TO DO => Print every entry, word for word, and skip the images.

Records from a data source =>
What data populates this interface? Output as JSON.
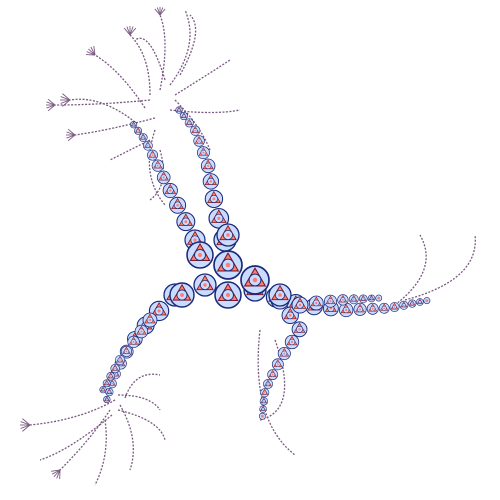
{
  "image": {
    "subject": "fractal-chain-figure",
    "description_visible_text": ""
  },
  "palette": {
    "background": "#ffffff",
    "circle_fill": "#c9dbff",
    "circle_stroke": "#1a2a7a",
    "triangle_fill": "#ff7c6e",
    "triangle_stroke": "#7a1a25",
    "curl_stroke": "#7a5a80",
    "curl_dot": "#b06a78"
  },
  "elements": {
    "branch_count": 3,
    "branch_names": [
      "upper-left",
      "lower-left",
      "right"
    ]
  }
}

RESPONSE BELOW =>
What data populates this interface? Output as JSON.
{
  "image": {
    "subject": "fractal-chain-figure",
    "description_visible_text": ""
  },
  "palette": {
    "background": "#ffffff",
    "circle_fill": "#c9dbff",
    "circle_stroke": "#1a2a7a",
    "triangle_fill": "#ff7c6e",
    "triangle_stroke": "#7a1a25",
    "curl_stroke": "#7a5a80",
    "curl_dot": "#b06a78"
  },
  "elements": {
    "branch_count": 3,
    "branch_names": [
      "upper-left",
      "lower-left",
      "right"
    ]
  }
}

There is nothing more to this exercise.